(TASK BRIEF)
Answer these about the forum thread on favorite bands:
1. Which song by Staind does justin say no other band has matched?
2. Which band is third on blessed's list?
3. Besides Linkin Park, which band is Halcyon also a huge fan of?

(DOCUMENT SECTION)
━━━━━━━━

I love, love NIN. Sonic Youth too. Well, those that I highlighted in bold I really like.

Also, Pearl Jam, Primus, Jane's Addiction, Dead Kennedys, Rage Against the Machine, System of a Down, Violent Femmes, The Prodigy, Garbage, etc. etc.

There's just no end...

----------


## cross-platform

> cross-platform, you have good taste...


I like to think so.  :Cool:

----------


## justin

You forgot the greatest band of all time, Staind! Staind is a band that puts a lot of soul into their music. I haven't heard a song from any other band as good as "Outside." Linkin Park comes close with "Breaking the Habit."

Staind #1

----------


## blessed

man, its so hard to choose a "top band". many are the best at certain times.

But if I must:

1) Radiohead;
2) Led Zeppelin;
3) Pink Floyd;
4) Nirvana;
5) Aerosmith

----------


## jovial_jon

I've never been one to have 'favourite' bands as such. I just have a huge group of bands I reaaaally like. And a few of them that come into my head right now are: Queens of the Stone Age, System of a Down, The Living End, Nine Inch Nails, Deftones, Rage Against the Machine, Eels, Polysics, Amen, Mad Capsule Markets, Smashing Pumpkins, Jimi Hendrix, Incubus...there's a whole heap of others but I'll leave it at that.  :Bravo:

----------


## Halcyon

Linkin Park = my fave band in the world. I'm also a huge fan of Opeth, though they're not as mainstream as LP.

━━━━━━━━

(DATA SHOWN)
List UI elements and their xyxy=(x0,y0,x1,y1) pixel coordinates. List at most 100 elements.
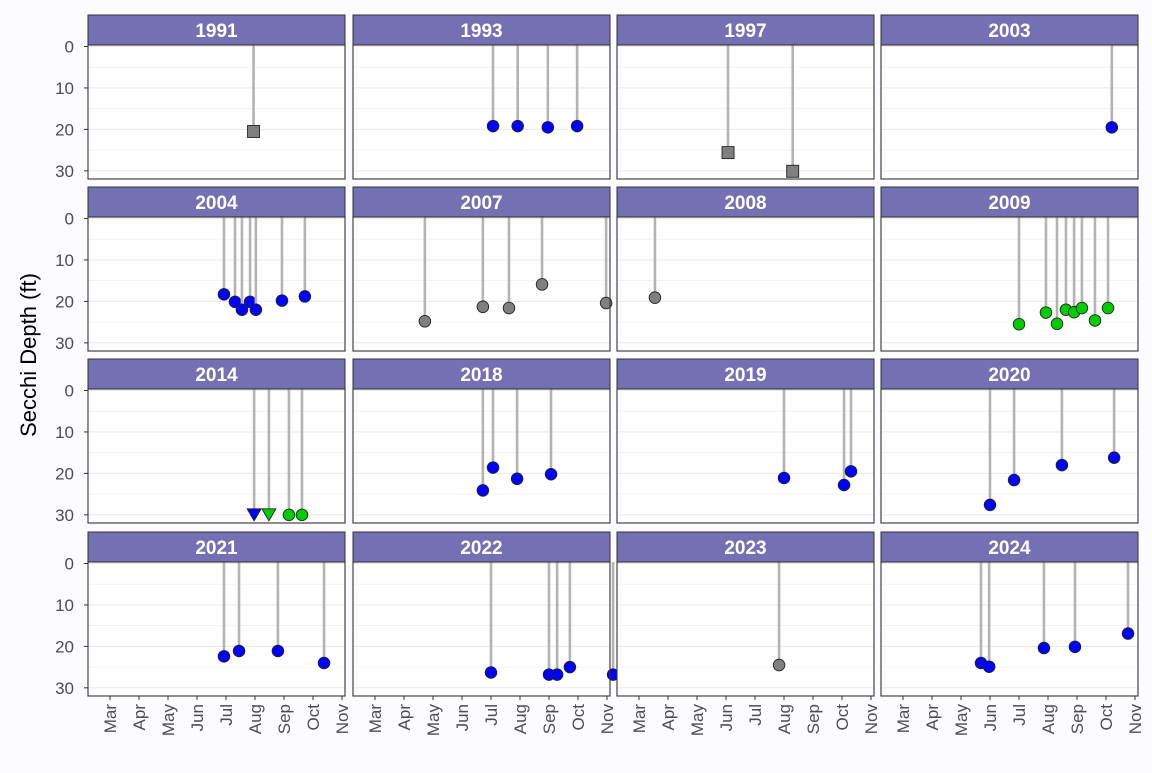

━━━━━━━━

(OUTPUT OF THE TASK)
1. "Outside."
2. Pink Floyd
3. Opeth